▸ **The exercise**
Reproduce all of the data that follows, character for character.
----- Data to process
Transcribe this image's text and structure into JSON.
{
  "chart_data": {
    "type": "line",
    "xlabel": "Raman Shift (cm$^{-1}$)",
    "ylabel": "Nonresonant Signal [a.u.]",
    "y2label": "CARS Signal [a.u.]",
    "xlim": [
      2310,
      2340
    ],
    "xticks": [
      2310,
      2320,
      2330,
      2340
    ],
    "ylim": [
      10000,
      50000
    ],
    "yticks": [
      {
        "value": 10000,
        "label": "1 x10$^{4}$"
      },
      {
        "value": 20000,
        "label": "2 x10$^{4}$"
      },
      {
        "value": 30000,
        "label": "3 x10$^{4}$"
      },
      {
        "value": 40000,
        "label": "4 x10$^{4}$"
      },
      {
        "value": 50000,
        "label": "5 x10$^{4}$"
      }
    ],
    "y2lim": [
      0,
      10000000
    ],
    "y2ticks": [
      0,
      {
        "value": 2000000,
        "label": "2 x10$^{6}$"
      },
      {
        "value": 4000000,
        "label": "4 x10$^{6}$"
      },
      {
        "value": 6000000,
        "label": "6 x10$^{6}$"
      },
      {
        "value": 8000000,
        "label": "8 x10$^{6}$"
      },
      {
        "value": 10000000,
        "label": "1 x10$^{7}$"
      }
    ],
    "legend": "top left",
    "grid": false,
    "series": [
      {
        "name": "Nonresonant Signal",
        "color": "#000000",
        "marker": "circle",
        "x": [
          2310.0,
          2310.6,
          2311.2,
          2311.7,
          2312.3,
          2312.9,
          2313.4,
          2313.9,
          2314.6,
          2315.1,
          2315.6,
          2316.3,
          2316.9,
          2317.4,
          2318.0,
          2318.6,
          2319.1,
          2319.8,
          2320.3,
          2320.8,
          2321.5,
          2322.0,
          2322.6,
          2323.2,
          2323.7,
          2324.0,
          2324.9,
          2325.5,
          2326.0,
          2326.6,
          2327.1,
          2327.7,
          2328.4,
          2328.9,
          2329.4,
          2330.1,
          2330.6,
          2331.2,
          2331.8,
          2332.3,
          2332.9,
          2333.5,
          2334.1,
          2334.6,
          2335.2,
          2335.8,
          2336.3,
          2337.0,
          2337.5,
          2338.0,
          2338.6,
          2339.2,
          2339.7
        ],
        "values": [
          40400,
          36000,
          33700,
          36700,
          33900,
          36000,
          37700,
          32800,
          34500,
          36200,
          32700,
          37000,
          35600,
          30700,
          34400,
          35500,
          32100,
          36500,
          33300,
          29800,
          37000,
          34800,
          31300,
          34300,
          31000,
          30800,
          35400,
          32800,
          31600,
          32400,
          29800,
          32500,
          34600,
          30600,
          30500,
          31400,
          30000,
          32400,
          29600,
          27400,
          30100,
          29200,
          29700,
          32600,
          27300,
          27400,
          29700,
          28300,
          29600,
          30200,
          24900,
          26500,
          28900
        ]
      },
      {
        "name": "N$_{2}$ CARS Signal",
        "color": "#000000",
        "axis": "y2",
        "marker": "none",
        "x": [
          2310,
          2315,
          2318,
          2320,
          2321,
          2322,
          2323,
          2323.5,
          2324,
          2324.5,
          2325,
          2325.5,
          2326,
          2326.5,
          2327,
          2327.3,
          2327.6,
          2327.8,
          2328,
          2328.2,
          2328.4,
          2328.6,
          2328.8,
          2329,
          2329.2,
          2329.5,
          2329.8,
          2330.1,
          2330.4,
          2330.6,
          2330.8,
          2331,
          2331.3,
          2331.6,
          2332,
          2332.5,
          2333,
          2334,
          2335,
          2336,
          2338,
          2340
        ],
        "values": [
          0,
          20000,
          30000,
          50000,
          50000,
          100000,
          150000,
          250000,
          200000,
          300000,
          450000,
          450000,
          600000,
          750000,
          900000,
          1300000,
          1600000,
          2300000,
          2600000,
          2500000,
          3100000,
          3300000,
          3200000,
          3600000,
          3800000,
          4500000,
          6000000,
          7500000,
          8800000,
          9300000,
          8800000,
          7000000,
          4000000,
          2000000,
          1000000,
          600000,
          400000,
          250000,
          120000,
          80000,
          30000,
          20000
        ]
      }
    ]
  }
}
----------
▸ **The answer**
Transcribe this image's text and structure into JSON.
{
  "chart_data": {
    "type": "line",
    "xlabel": "Raman Shift (cm$^{-1}$)",
    "ylabel": "Nonresonant Signal [a.u.]",
    "y2label": "CARS Signal [a.u.]",
    "xlim": [
      2310,
      2340
    ],
    "xticks": [
      2310,
      2320,
      2330,
      2340
    ],
    "ylim": [
      10000,
      50000
    ],
    "yticks": [
      {
        "value": 10000,
        "label": "1 x10$^{4}$"
      },
      {
        "value": 20000,
        "label": "2 x10$^{4}$"
      },
      {
        "value": 30000,
        "label": "3 x10$^{4}$"
      },
      {
        "value": 40000,
        "label": "4 x10$^{4}$"
      },
      {
        "value": 50000,
        "label": "5 x10$^{4}$"
      }
    ],
    "y2lim": [
      0,
      10000000
    ],
    "y2ticks": [
      0,
      {
        "value": 2000000,
        "label": "2 x10$^{6}$"
      },
      {
        "value": 4000000,
        "label": "4 x10$^{6}$"
      },
      {
        "value": 6000000,
        "label": "6 x10$^{6}$"
      },
      {
        "value": 8000000,
        "label": "8 x10$^{6}$"
      },
      {
        "value": 10000000,
        "label": "1 x10$^{7}$"
      }
    ],
    "legend": "top left",
    "grid": false,
    "series": [
      {
        "name": "Nonresonant Signal",
        "color": "#000000",
        "marker": "circle",
        "x": [
          2310.0,
          2310.6,
          2311.2,
          2311.7,
          2312.3,
          2312.9,
          2313.4,
          2313.9,
          2314.6,
          2315.1,
          2315.6,
          2316.3,
          2316.9,
          2317.4,
          2318.0,
          2318.6,
          2319.1,
          2319.8,
          2320.3,
          2320.8,
          2321.5,
          2322.0,
          2322.6,
          2323.2,
          2323.7,
          2324.0,
          2324.9,
          2325.5,
          2326.0,
          2326.6,
          2327.1,
          2327.7,
          2328.4,
          2328.9,
          2329.4,
          2330.1,
          2330.6,
          2331.2,
          2331.8,
          2332.3,
          2332.9,
          2333.5,
          2334.1,
          2334.6,
          2335.2,
          2335.8,
          2336.3,
          2337.0,
          2337.5,
          2338.0,
          2338.6,
          2339.2,
          2339.7
        ],
        "values": [
          40400,
          36000,
          33700,
          36700,
          33900,
          36000,
          37700,
          32800,
          34500,
          36200,
          32700,
          37000,
          35600,
          30700,
          34400,
          35500,
          32100,
          36500,
          33300,
          29800,
          37000,
          34800,
          31300,
          34300,
          31000,
          30800,
          35400,
          32800,
          31600,
          32400,
          29800,
          32500,
          34600,
          30600,
          30500,
          31400,
          30000,
          32400,
          29600,
          27400,
          30100,
          29200,
          29700,
          32600,
          27300,
          27400,
          29700,
          28300,
          29600,
          30200,
          24900,
          26500,
          28900
        ]
      },
      {
        "name": "N$_{2}$ CARS Signal",
        "color": "#000000",
        "axis": "y2",
        "marker": "none",
        "x": [
          2310,
          2315,
          2318,
          2320,
          2321,
          2322,
          2323,
          2323.5,
          2324,
          2324.5,
          2325,
          2325.5,
          2326,
          2326.5,
          2327,
          2327.3,
          2327.6,
          2327.8,
          2328,
          2328.2,
          2328.4,
          2328.6,
          2328.8,
          2329,
          2329.2,
          2329.5,
          2329.8,
          2330.1,
          2330.4,
          2330.6,
          2330.8,
          2331,
          2331.3,
          2331.6,
          2332,
          2332.5,
          2333,
          2334,
          2335,
          2336,
          2338,
          2340
        ],
        "values": [
          0,
          20000,
          30000,
          50000,
          50000,
          100000,
          150000,
          250000,
          200000,
          300000,
          450000,
          450000,
          600000,
          750000,
          900000,
          1300000,
          1600000,
          2300000,
          2600000,
          2500000,
          3100000,
          3300000,
          3200000,
          3600000,
          3800000,
          4500000,
          6000000,
          7500000,
          8800000,
          9300000,
          8800000,
          7000000,
          4000000,
          2000000,
          1000000,
          600000,
          400000,
          250000,
          120000,
          80000,
          30000,
          20000
        ]
      }
    ]
  }
}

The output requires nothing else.